- **What you are asked to do**
Update the material from its first line through the line containing "day-cell: 31 Sunrise: 7:57" by replacing "day-number" with "date-number" and changing nothing else. Return only those lines.

[Bounding box entries]
*-*-*

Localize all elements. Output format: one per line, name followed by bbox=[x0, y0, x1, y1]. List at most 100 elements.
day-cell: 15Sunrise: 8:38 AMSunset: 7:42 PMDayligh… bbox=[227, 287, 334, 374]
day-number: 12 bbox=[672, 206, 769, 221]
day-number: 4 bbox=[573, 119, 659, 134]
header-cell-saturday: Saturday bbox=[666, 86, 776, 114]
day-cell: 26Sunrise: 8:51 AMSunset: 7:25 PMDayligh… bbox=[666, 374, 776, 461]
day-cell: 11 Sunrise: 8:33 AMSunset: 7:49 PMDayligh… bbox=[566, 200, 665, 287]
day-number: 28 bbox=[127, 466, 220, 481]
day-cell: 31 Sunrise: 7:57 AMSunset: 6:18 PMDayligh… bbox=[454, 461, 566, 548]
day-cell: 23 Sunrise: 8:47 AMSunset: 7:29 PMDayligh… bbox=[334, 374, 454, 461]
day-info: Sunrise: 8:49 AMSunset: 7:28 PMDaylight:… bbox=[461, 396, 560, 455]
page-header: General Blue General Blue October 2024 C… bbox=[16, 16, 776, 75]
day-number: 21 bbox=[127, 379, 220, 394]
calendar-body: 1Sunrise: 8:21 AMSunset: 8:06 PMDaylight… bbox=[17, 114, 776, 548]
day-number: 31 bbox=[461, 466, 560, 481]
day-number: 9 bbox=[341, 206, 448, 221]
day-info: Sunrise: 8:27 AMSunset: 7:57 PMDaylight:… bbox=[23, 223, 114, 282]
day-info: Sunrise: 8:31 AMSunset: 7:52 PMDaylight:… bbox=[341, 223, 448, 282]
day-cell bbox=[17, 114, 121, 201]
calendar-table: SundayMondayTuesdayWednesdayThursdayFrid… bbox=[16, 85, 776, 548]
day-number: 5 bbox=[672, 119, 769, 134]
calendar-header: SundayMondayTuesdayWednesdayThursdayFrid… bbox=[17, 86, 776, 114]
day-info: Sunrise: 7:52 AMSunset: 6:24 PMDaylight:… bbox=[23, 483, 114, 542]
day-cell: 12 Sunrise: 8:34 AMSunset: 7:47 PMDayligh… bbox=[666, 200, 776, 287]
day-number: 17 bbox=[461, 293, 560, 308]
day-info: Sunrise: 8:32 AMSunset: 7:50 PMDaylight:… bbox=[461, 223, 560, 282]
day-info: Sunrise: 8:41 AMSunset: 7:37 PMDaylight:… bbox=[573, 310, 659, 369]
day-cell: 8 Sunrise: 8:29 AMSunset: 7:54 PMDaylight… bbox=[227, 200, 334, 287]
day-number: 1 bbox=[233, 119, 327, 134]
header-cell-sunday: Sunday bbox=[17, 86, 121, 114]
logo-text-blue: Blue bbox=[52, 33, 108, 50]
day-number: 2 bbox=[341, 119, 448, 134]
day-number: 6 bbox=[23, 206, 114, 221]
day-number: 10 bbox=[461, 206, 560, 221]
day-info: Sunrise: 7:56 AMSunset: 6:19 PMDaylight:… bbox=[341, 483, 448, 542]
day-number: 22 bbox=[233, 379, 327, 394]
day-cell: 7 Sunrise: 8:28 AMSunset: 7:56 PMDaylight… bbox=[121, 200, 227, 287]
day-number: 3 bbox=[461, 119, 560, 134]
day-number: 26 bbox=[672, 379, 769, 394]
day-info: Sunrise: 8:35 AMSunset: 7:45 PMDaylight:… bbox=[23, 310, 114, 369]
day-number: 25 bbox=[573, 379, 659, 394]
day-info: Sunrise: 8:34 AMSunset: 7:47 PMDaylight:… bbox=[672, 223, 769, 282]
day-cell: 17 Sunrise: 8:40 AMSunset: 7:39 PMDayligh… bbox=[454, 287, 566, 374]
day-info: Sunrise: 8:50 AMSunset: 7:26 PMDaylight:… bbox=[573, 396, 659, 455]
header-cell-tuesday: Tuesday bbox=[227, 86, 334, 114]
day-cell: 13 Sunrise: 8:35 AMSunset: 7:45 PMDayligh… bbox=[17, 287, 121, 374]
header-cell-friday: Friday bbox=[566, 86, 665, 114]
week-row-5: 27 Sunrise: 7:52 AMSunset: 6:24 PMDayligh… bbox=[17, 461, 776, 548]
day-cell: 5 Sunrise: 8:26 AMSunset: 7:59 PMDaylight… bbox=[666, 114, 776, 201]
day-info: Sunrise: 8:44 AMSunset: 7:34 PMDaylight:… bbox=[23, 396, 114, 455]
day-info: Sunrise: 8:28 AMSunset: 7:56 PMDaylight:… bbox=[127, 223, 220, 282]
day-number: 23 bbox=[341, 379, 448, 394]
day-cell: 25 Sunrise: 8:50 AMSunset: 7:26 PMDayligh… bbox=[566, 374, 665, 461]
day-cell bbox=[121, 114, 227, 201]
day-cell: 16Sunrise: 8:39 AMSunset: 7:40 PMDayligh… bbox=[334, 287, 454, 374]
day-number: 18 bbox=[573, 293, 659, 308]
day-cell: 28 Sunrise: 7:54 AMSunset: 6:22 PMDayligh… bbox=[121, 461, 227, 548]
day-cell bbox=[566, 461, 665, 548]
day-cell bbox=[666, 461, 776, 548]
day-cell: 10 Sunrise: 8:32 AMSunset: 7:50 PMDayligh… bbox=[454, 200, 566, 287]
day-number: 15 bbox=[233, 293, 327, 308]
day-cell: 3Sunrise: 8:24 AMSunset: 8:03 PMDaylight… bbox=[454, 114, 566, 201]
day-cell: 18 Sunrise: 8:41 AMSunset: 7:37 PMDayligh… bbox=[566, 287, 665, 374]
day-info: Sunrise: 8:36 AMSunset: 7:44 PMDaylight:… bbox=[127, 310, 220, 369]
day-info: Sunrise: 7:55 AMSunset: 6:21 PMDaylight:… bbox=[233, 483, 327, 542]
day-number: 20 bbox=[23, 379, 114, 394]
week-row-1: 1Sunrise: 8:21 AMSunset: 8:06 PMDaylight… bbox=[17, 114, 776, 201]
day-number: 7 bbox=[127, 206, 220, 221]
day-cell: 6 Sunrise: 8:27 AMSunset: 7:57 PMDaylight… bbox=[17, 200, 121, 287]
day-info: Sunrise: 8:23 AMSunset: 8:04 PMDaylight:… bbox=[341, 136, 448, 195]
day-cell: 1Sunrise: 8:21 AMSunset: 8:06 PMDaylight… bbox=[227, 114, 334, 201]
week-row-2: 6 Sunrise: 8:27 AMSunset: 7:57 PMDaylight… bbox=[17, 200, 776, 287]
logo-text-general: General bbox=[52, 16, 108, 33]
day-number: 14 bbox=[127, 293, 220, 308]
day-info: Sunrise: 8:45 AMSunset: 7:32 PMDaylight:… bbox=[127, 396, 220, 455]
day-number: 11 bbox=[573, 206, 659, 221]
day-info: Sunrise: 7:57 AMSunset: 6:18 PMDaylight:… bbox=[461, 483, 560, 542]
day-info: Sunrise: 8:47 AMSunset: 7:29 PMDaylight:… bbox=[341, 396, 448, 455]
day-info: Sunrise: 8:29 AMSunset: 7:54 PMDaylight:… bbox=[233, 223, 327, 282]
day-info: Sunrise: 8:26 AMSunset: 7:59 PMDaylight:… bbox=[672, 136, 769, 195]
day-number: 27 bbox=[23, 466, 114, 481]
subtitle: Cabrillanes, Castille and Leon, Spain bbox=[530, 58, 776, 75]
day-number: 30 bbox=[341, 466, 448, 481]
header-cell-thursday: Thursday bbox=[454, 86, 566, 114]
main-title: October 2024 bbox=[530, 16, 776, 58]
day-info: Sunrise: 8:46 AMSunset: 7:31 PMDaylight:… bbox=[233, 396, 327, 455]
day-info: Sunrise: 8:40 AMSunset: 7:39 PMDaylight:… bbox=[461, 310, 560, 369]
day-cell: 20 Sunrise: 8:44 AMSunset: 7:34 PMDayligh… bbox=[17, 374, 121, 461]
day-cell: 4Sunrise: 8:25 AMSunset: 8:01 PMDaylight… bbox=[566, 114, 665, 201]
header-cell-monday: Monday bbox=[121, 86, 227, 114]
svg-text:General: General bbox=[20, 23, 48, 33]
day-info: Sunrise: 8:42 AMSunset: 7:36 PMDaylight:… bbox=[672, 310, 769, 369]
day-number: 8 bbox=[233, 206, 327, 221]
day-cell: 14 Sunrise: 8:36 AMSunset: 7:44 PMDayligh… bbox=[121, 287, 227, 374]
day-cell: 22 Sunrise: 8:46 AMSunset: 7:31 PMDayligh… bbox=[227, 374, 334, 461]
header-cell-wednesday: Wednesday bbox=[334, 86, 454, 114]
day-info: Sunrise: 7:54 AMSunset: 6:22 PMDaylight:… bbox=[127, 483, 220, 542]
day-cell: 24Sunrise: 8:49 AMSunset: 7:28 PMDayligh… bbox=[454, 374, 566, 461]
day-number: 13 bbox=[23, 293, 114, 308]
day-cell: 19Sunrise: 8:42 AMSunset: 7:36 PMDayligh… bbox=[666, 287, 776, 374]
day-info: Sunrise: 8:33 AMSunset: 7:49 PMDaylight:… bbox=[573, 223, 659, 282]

*-*-*

- **The result**
Localize all elements. Output format: one per line, name followed by bbox=[x0, y0, x1, y1]. List at most 100 elements.
day-cell: 15Sunrise: 8:38 AMSunset: 7:42 PMDayligh… bbox=[227, 287, 334, 374]
date-number: 12 bbox=[672, 206, 769, 221]
date-number: 4 bbox=[573, 119, 659, 134]
header-cell-saturday: Saturday bbox=[666, 86, 776, 114]
day-cell: 26Sunrise: 8:51 AMSunset: 7:25 PMDayligh… bbox=[666, 374, 776, 461]
day-cell: 11 Sunrise: 8:33 AMSunset: 7:49 PMDayligh… bbox=[566, 200, 665, 287]
date-number: 28 bbox=[127, 466, 220, 481]
day-cell: 31 Sunrise: 7:57 AMSunset: 6:18 PMDayligh… bbox=[454, 461, 566, 548]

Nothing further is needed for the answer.